*STATED EXERCISE*
Find the string "name" in the entries and copy each line that has it.
═══ RECORDS SHOWN
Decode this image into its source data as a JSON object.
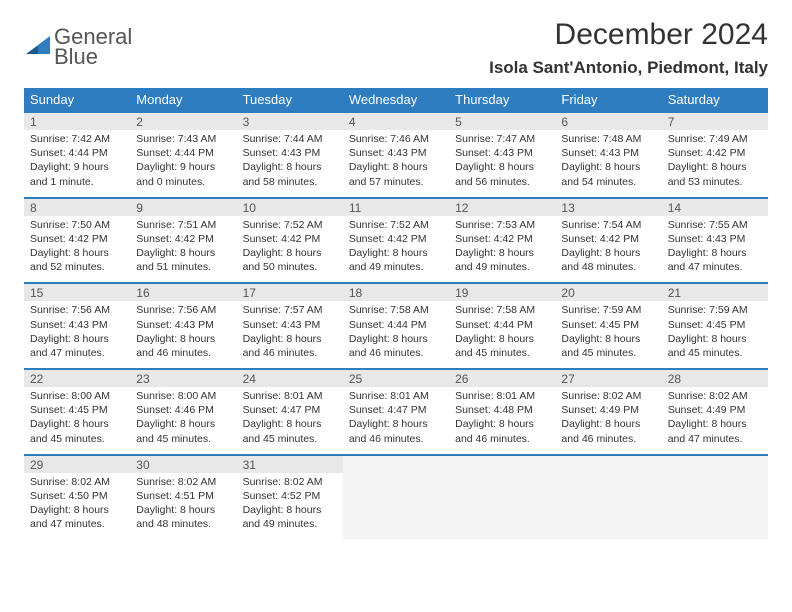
{
  "logo": {
    "line1": "General",
    "line2": "Blue"
  },
  "title": "December 2024",
  "location": "Isola Sant'Antonio, Piedmont, Italy",
  "colors": {
    "header_bg": "#2d7dc0",
    "header_text": "#ffffff",
    "daynum_bg": "#e8e8e8",
    "border": "#2d7dc0",
    "text": "#333333",
    "empty_bg": "#f3f3f3"
  },
  "daysOfWeek": [
    "Sunday",
    "Monday",
    "Tuesday",
    "Wednesday",
    "Thursday",
    "Friday",
    "Saturday"
  ],
  "weeks": [
    [
      {
        "n": "1",
        "sunrise": "Sunrise: 7:42 AM",
        "sunset": "Sunset: 4:44 PM",
        "daylight": "Daylight: 9 hours and 1 minute."
      },
      {
        "n": "2",
        "sunrise": "Sunrise: 7:43 AM",
        "sunset": "Sunset: 4:44 PM",
        "daylight": "Daylight: 9 hours and 0 minutes."
      },
      {
        "n": "3",
        "sunrise": "Sunrise: 7:44 AM",
        "sunset": "Sunset: 4:43 PM",
        "daylight": "Daylight: 8 hours and 58 minutes."
      },
      {
        "n": "4",
        "sunrise": "Sunrise: 7:46 AM",
        "sunset": "Sunset: 4:43 PM",
        "daylight": "Daylight: 8 hours and 57 minutes."
      },
      {
        "n": "5",
        "sunrise": "Sunrise: 7:47 AM",
        "sunset": "Sunset: 4:43 PM",
        "daylight": "Daylight: 8 hours and 56 minutes."
      },
      {
        "n": "6",
        "sunrise": "Sunrise: 7:48 AM",
        "sunset": "Sunset: 4:43 PM",
        "daylight": "Daylight: 8 hours and 54 minutes."
      },
      {
        "n": "7",
        "sunrise": "Sunrise: 7:49 AM",
        "sunset": "Sunset: 4:42 PM",
        "daylight": "Daylight: 8 hours and 53 minutes."
      }
    ],
    [
      {
        "n": "8",
        "sunrise": "Sunrise: 7:50 AM",
        "sunset": "Sunset: 4:42 PM",
        "daylight": "Daylight: 8 hours and 52 minutes."
      },
      {
        "n": "9",
        "sunrise": "Sunrise: 7:51 AM",
        "sunset": "Sunset: 4:42 PM",
        "daylight": "Daylight: 8 hours and 51 minutes."
      },
      {
        "n": "10",
        "sunrise": "Sunrise: 7:52 AM",
        "sunset": "Sunset: 4:42 PM",
        "daylight": "Daylight: 8 hours and 50 minutes."
      },
      {
        "n": "11",
        "sunrise": "Sunrise: 7:52 AM",
        "sunset": "Sunset: 4:42 PM",
        "daylight": "Daylight: 8 hours and 49 minutes."
      },
      {
        "n": "12",
        "sunrise": "Sunrise: 7:53 AM",
        "sunset": "Sunset: 4:42 PM",
        "daylight": "Daylight: 8 hours and 49 minutes."
      },
      {
        "n": "13",
        "sunrise": "Sunrise: 7:54 AM",
        "sunset": "Sunset: 4:42 PM",
        "daylight": "Daylight: 8 hours and 48 minutes."
      },
      {
        "n": "14",
        "sunrise": "Sunrise: 7:55 AM",
        "sunset": "Sunset: 4:43 PM",
        "daylight": "Daylight: 8 hours and 47 minutes."
      }
    ],
    [
      {
        "n": "15",
        "sunrise": "Sunrise: 7:56 AM",
        "sunset": "Sunset: 4:43 PM",
        "daylight": "Daylight: 8 hours and 47 minutes."
      },
      {
        "n": "16",
        "sunrise": "Sunrise: 7:56 AM",
        "sunset": "Sunset: 4:43 PM",
        "daylight": "Daylight: 8 hours and 46 minutes."
      },
      {
        "n": "17",
        "sunrise": "Sunrise: 7:57 AM",
        "sunset": "Sunset: 4:43 PM",
        "daylight": "Daylight: 8 hours and 46 minutes."
      },
      {
        "n": "18",
        "sunrise": "Sunrise: 7:58 AM",
        "sunset": "Sunset: 4:44 PM",
        "daylight": "Daylight: 8 hours and 46 minutes."
      },
      {
        "n": "19",
        "sunrise": "Sunrise: 7:58 AM",
        "sunset": "Sunset: 4:44 PM",
        "daylight": "Daylight: 8 hours and 45 minutes."
      },
      {
        "n": "20",
        "sunrise": "Sunrise: 7:59 AM",
        "sunset": "Sunset: 4:45 PM",
        "daylight": "Daylight: 8 hours and 45 minutes."
      },
      {
        "n": "21",
        "sunrise": "Sunrise: 7:59 AM",
        "sunset": "Sunset: 4:45 PM",
        "daylight": "Daylight: 8 hours and 45 minutes."
      }
    ],
    [
      {
        "n": "22",
        "sunrise": "Sunrise: 8:00 AM",
        "sunset": "Sunset: 4:45 PM",
        "daylight": "Daylight: 8 hours and 45 minutes."
      },
      {
        "n": "23",
        "sunrise": "Sunrise: 8:00 AM",
        "sunset": "Sunset: 4:46 PM",
        "daylight": "Daylight: 8 hours and 45 minutes."
      },
      {
        "n": "24",
        "sunrise": "Sunrise: 8:01 AM",
        "sunset": "Sunset: 4:47 PM",
        "daylight": "Daylight: 8 hours and 45 minutes."
      },
      {
        "n": "25",
        "sunrise": "Sunrise: 8:01 AM",
        "sunset": "Sunset: 4:47 PM",
        "daylight": "Daylight: 8 hours and 46 minutes."
      },
      {
        "n": "26",
        "sunrise": "Sunrise: 8:01 AM",
        "sunset": "Sunset: 4:48 PM",
        "daylight": "Daylight: 8 hours and 46 minutes."
      },
      {
        "n": "27",
        "sunrise": "Sunrise: 8:02 AM",
        "sunset": "Sunset: 4:49 PM",
        "daylight": "Daylight: 8 hours and 46 minutes."
      },
      {
        "n": "28",
        "sunrise": "Sunrise: 8:02 AM",
        "sunset": "Sunset: 4:49 PM",
        "daylight": "Daylight: 8 hours and 47 minutes."
      }
    ],
    [
      {
        "n": "29",
        "sunrise": "Sunrise: 8:02 AM",
        "sunset": "Sunset: 4:50 PM",
        "daylight": "Daylight: 8 hours and 47 minutes."
      },
      {
        "n": "30",
        "sunrise": "Sunrise: 8:02 AM",
        "sunset": "Sunset: 4:51 PM",
        "daylight": "Daylight: 8 hours and 48 minutes."
      },
      {
        "n": "31",
        "sunrise": "Sunrise: 8:02 AM",
        "sunset": "Sunset: 4:52 PM",
        "daylight": "Daylight: 8 hours and 49 minutes."
      },
      null,
      null,
      null,
      null
    ]
  ]
}
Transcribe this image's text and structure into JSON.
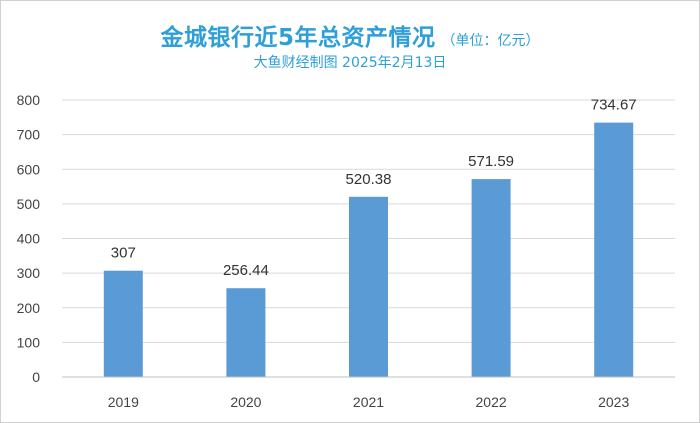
{
  "title": "金城银行近5年总资产情况",
  "unit": "（单位：亿元）",
  "subtitle": "大鱼财经制图 2025年2月13日",
  "colors": {
    "bar": "#5b9bd5",
    "title": "#2e9fd8",
    "grid": "#d9d9d9"
  },
  "chart_data": {
    "type": "bar",
    "categories": [
      "2019",
      "2020",
      "2021",
      "2022",
      "2023"
    ],
    "values": [
      307,
      256.44,
      520.38,
      571.59,
      734.67
    ],
    "value_labels": [
      "307",
      "256.44",
      "520.38",
      "571.59",
      "734.67"
    ],
    "ylim": [
      0,
      800
    ],
    "yticks": [
      "0",
      "100",
      "200",
      "300",
      "400",
      "500",
      "600",
      "700",
      "800"
    ],
    "grid": true,
    "legend": "none"
  }
}
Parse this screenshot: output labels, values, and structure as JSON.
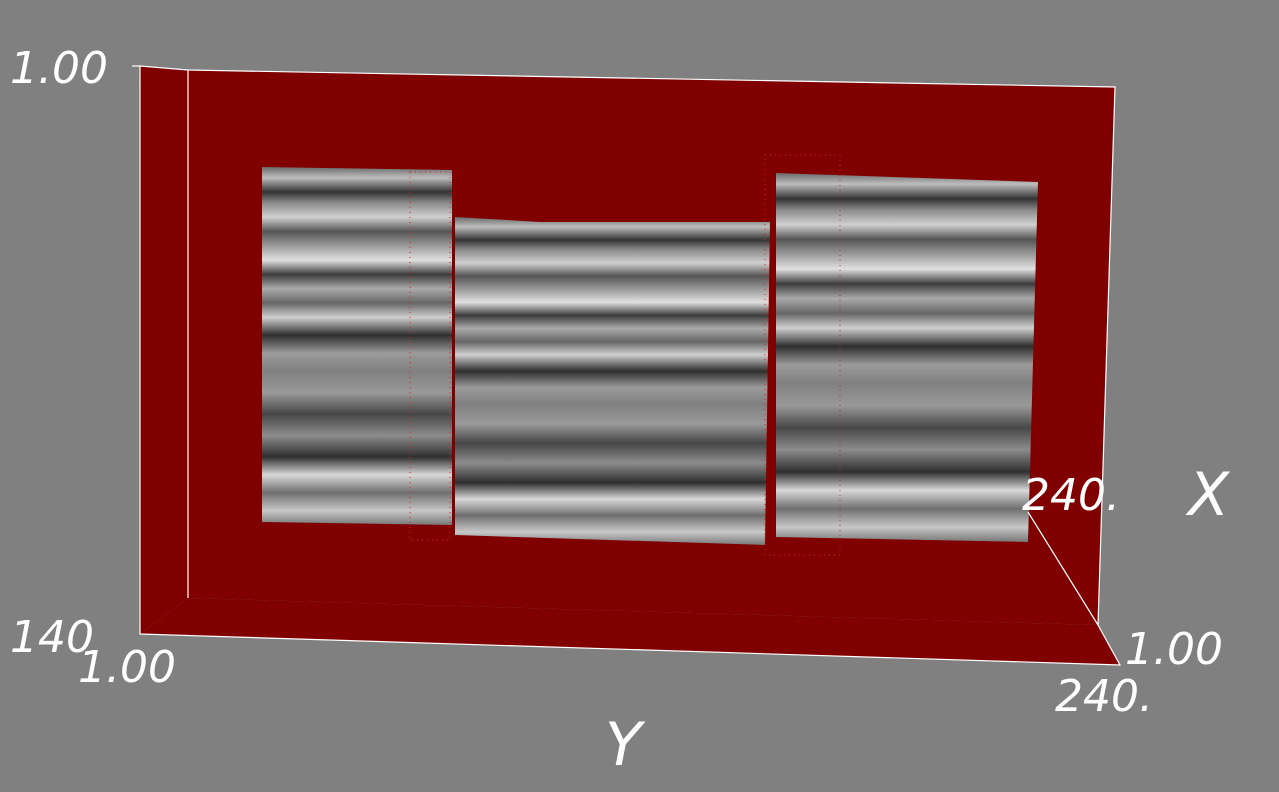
{
  "axes": {
    "z_top": "1.00",
    "z_bottom": "140",
    "y_start": "1.00",
    "x_end": "240.",
    "x_title": "X",
    "x_start": "1.00",
    "y_end": "240.",
    "y_title": "Y"
  }
}
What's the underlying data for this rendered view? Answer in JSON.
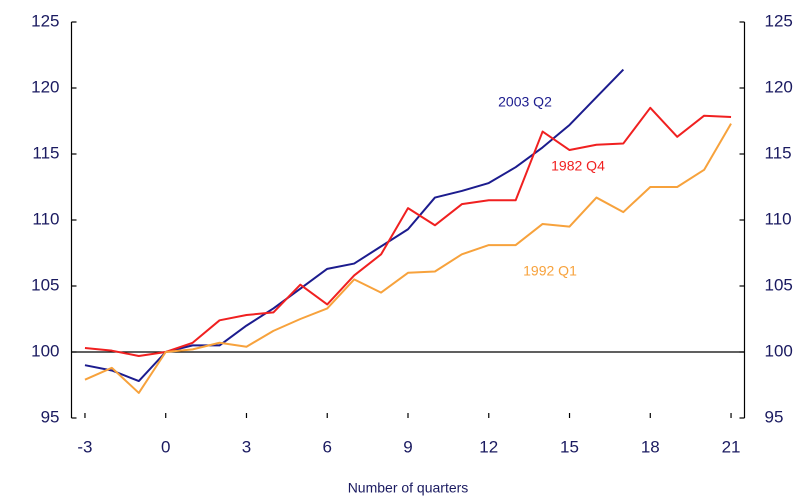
{
  "chart_data": {
    "type": "line",
    "x_label": "Number of quarters",
    "x": [
      -3,
      -2,
      -1,
      0,
      1,
      2,
      3,
      4,
      5,
      6,
      7,
      8,
      9,
      10,
      11,
      12,
      13,
      14,
      15,
      16,
      17,
      18,
      19,
      20,
      21
    ],
    "series": [
      {
        "name": "2003 Q2",
        "color": "#1c1c8e",
        "values": [
          99.0,
          98.6,
          97.8,
          100,
          100.5,
          100.5,
          102,
          103.3,
          104.8,
          106.3,
          106.7,
          108,
          109.3,
          111.7,
          112.2,
          112.8,
          114,
          115.5,
          117.2,
          119.3,
          121.4,
          null,
          null,
          null,
          null
        ]
      },
      {
        "name": "1982 Q4",
        "color": "#f02020",
        "values": [
          100.3,
          100.1,
          99.7,
          100,
          100.7,
          102.4,
          102.8,
          103,
          105.1,
          103.6,
          105.8,
          107.4,
          110.9,
          109.6,
          111.2,
          111.5,
          111.5,
          116.7,
          115.3,
          115.7,
          115.8,
          118.5,
          116.3,
          117.9,
          117.8
        ]
      },
      {
        "name": "1992 Q1",
        "color": "#f7a23c",
        "values": [
          97.9,
          98.8,
          96.9,
          100,
          100.2,
          100.7,
          100.4,
          101.6,
          102.5,
          103.3,
          105.5,
          104.5,
          106,
          106.1,
          107.4,
          108.1,
          108.1,
          109.7,
          109.5,
          111.7,
          110.6,
          112.5,
          112.5,
          113.8,
          117.3
        ]
      }
    ],
    "xlim": [
      -3.5,
      21.5
    ],
    "xticks": [
      -3,
      0,
      3,
      6,
      9,
      12,
      15,
      18,
      21
    ],
    "ylim": [
      95,
      125
    ],
    "yticks": [
      95,
      100,
      105,
      110,
      115,
      120,
      125
    ],
    "baseline": 100
  }
}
══════
*TASK RESPONSE*
        "name": "2003 Q2",
        "name": "1982 Q4",
        "name": "1992 Q1",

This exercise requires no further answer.